>> begin

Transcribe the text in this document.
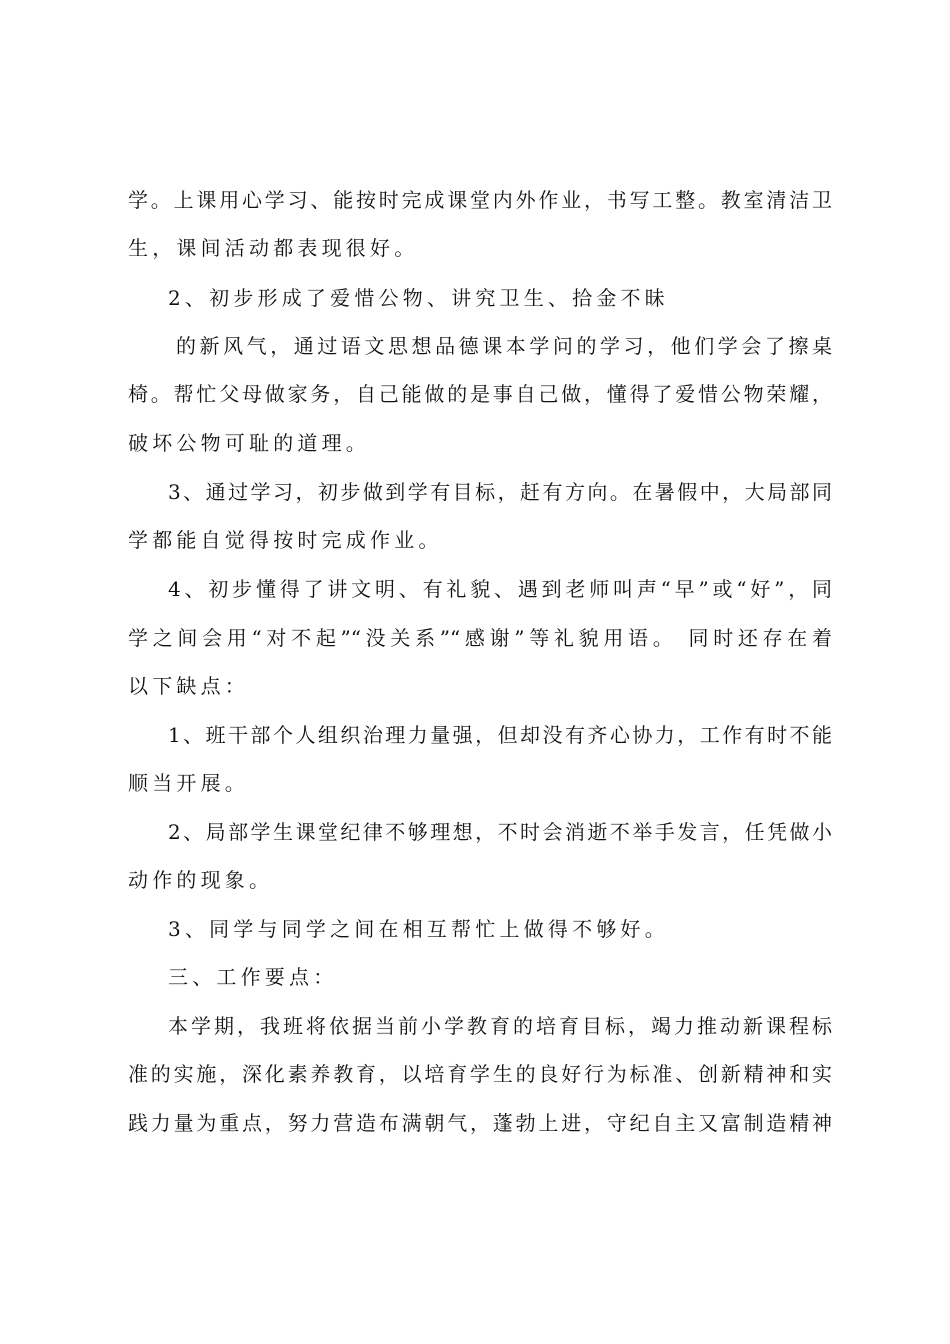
学。上课用心学习、能按时完成课堂内外作业，书写工整。教室清洁卫
生，课间活动都表现很好。
2、初步形成了爱惜公物、讲究卫生、拾金不昧
的新风气，通过语文思想品德课本学问的学习，他们学会了擦桌
椅。帮忙父母做家务，自己能做的是事自己做，懂得了爱惜公物荣耀，
破坏公物可耻的道理。
3、通过学习，初步做到学有目标，赶有方向。在暑假中，大局部同
学都能自觉得按时完成作业。
4、初步懂得了讲文明、有礼貌、遇到老师叫声“早”或“好”，同
学之间会用“对不起”“没关系”“感谢”等礼貌用语。 同时还存在着
以下缺点：
1、班干部个人组织治理力量强，但却没有齐心协力，工作有时不能
顺当开展。
2、局部学生课堂纪律不够理想，不时会消逝不举手发言，任凭做小
动作的现象。
3、同学与同学之间在相互帮忙上做得不够好。
三、工作要点：
本学期，我班将依据当前小学教育的培育目标，竭力推动新课程标
准的实施，深化素养教育，以培育学生的良好行为标准、创新精神和实
践力量为重点，努力营造布满朝气，蓬勃上进，守纪自主又富制造精神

>> end

What you need to do >> Reproduce each line exactly as it appears, omitting the pictures.

Result >>
Transcribe the text in this document.
学。上课用心学习、能按时完成课堂内外作业，书写工整。教室清洁卫
生，课间活动都表现很好。
2、初步形成了爱惜公物、讲究卫生、拾金不昧
的新风气，通过语文思想品德课本学问的学习，他们学会了擦桌
椅。帮忙父母做家务，自己能做的是事自己做，懂得了爱惜公物荣耀，
破坏公物可耻的道理。
3、通过学习，初步做到学有目标，赶有方向。在暑假中，大局部同
学都能自觉得按时完成作业。
4、初步懂得了讲文明、有礼貌、遇到老师叫声“早”或“好”，同
学之间会用“对不起”“没关系”“感谢”等礼貌用语。 同时还存在着
以下缺点：
1、班干部个人组织治理力量强，但却没有齐心协力，工作有时不能
顺当开展。
2、局部学生课堂纪律不够理想，不时会消逝不举手发言，任凭做小
动作的现象。
3、同学与同学之间在相互帮忙上做得不够好。
三、工作要点：
本学期，我班将依据当前小学教育的培育目标，竭力推动新课程标
准的实施，深化素养教育，以培育学生的良好行为标准、创新精神和实
践力量为重点，努力营造布满朝气，蓬勃上进，守纪自主又富制造精神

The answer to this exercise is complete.